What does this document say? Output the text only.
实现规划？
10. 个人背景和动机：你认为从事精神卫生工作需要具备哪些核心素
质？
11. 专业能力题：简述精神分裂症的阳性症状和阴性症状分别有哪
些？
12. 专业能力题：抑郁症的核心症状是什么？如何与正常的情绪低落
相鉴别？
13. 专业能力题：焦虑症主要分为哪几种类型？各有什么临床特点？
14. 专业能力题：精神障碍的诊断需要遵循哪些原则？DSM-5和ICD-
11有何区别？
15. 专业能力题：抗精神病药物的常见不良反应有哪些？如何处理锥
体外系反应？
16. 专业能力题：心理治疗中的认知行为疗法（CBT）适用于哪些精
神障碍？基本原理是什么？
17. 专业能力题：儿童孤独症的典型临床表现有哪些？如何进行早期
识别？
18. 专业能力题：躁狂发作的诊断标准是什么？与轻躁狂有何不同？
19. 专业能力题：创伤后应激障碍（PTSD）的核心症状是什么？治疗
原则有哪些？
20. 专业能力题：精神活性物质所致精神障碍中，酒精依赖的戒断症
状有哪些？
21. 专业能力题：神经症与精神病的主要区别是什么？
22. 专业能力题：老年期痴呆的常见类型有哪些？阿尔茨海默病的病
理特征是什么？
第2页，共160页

-------

Among the lines of the records above, count those holding the string "专业能力题", and report only the number.

12